#### What to work on
Copy out each line of the material in which the word "Rada" appears.

#### Provided material

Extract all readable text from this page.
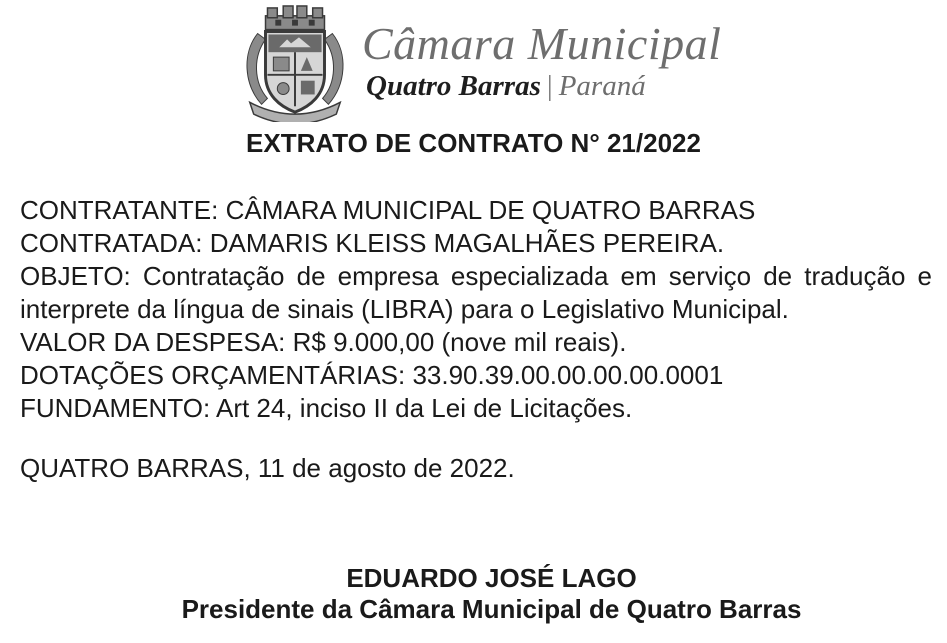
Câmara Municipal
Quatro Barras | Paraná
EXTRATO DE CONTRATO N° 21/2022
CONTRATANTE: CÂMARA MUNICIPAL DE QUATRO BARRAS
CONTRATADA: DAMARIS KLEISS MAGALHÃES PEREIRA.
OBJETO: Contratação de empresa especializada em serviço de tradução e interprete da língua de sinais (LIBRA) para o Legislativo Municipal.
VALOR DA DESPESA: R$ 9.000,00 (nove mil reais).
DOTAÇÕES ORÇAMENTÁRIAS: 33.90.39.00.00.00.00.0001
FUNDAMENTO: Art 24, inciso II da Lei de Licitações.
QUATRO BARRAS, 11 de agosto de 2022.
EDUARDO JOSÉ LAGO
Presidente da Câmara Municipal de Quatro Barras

--

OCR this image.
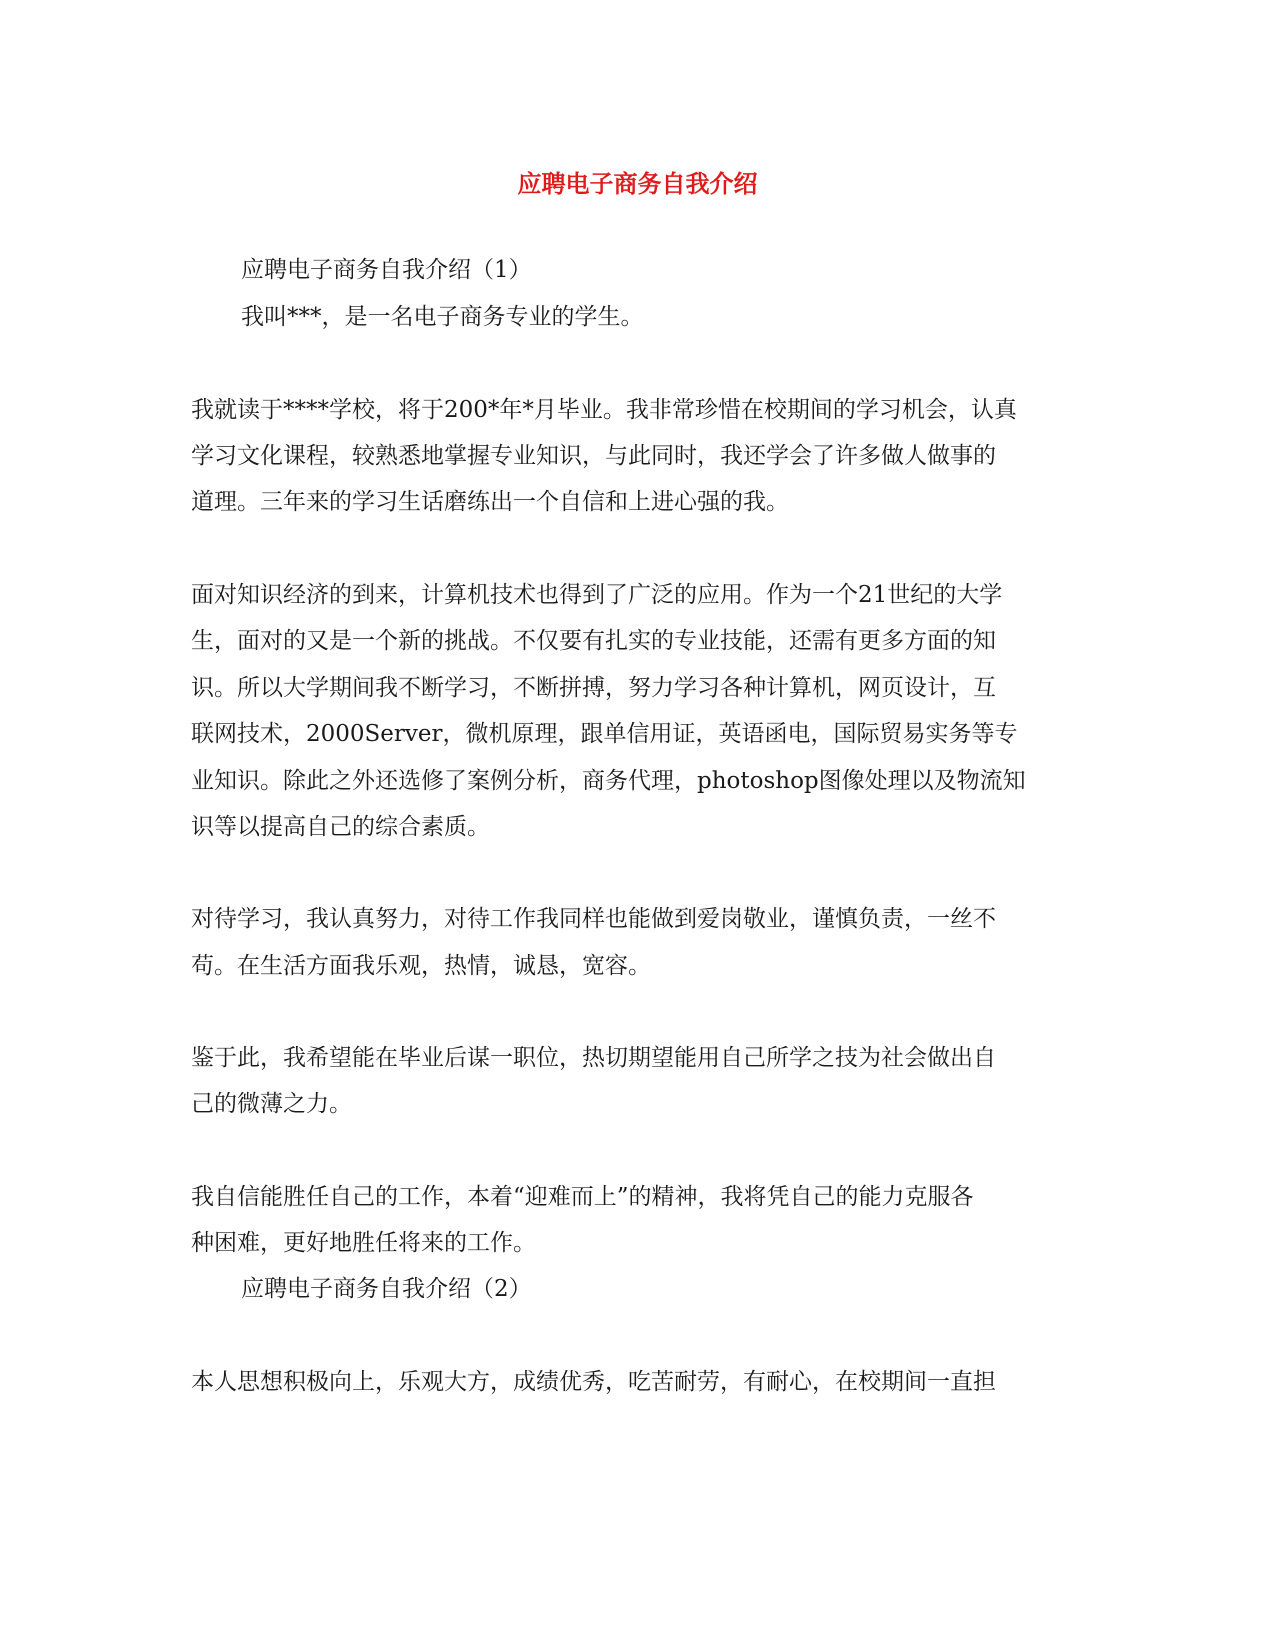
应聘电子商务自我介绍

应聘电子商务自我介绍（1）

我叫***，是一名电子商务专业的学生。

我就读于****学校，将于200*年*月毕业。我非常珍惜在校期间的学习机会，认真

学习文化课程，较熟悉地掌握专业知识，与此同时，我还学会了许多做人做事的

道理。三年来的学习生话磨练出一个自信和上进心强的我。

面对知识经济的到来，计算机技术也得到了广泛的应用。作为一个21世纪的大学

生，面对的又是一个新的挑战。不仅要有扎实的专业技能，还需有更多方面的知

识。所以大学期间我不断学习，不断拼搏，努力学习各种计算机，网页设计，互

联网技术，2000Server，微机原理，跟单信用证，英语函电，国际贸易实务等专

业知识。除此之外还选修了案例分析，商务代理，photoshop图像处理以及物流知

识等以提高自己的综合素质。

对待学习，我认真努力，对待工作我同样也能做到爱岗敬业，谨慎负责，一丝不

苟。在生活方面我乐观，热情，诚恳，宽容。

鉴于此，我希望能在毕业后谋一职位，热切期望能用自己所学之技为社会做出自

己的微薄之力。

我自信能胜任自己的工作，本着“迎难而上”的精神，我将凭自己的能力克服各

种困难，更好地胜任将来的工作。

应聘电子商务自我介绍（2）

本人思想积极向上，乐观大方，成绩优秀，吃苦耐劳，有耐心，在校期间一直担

--

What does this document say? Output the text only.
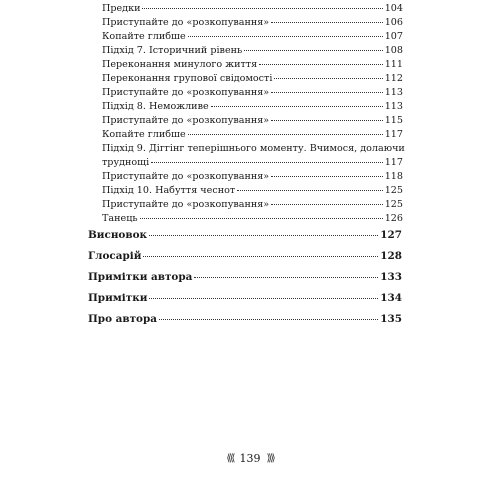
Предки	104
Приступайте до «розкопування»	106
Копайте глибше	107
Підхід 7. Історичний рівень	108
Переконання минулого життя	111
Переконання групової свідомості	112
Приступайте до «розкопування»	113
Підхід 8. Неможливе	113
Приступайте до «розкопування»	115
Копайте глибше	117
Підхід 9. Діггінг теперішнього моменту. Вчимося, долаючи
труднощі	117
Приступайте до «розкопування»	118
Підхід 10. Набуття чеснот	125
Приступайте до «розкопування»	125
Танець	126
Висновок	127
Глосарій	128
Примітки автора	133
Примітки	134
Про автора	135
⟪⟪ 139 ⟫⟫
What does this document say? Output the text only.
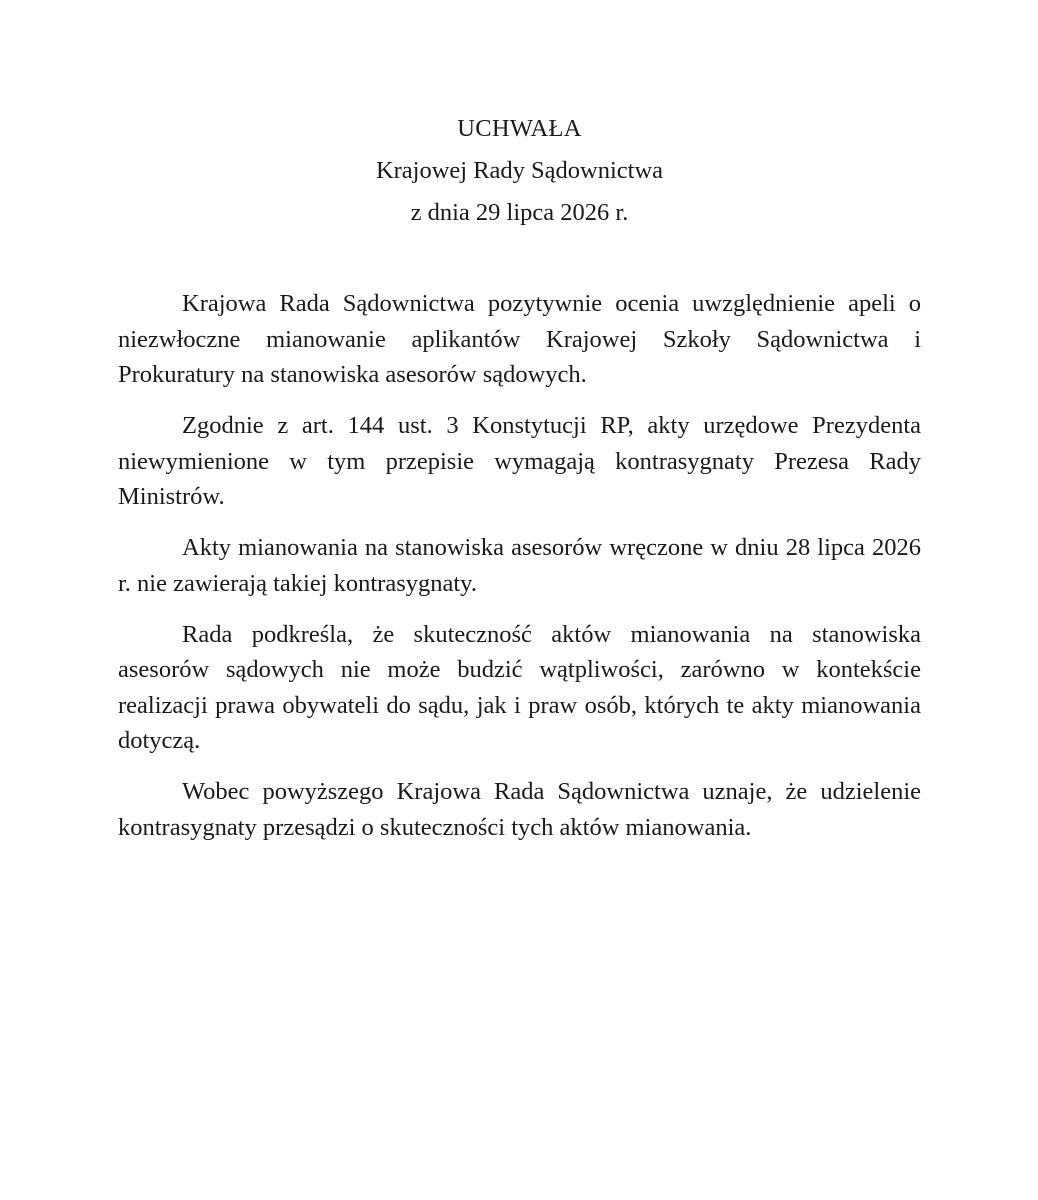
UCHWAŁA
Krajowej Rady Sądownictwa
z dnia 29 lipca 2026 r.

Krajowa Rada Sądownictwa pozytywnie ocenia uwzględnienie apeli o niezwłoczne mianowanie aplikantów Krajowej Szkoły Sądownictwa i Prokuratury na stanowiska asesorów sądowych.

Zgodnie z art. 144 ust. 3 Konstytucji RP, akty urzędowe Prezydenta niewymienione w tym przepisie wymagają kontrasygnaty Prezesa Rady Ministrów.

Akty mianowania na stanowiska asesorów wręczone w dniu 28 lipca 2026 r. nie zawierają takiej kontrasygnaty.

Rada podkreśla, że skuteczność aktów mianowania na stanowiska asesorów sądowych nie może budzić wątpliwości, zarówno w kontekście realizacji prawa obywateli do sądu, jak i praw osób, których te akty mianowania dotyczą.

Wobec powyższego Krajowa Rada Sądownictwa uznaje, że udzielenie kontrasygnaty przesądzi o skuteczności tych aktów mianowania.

#### Written solution
Krajowa Rada Sądownictwa pozytywnie ocenia uwzględnienie apeli o niezwłoczne mianowanie aplikantów Krajowej Szkoły Sądownictwa i Prokuratury na stanowiska asesorów sądowych.
Rada podkreśla, że skuteczność aktów mianowania na stanowiska asesorów sądowych nie może budzić wątpliwości, zarówno w kontekście realizacji prawa obywateli do sądu, jak i praw osób, których te akty mianowania dotyczą.
Wobec powyższego Krajowa Rada Sądownictwa uznaje, że udzielenie kontrasygnaty przesądzi o skuteczności tych aktów mianowania.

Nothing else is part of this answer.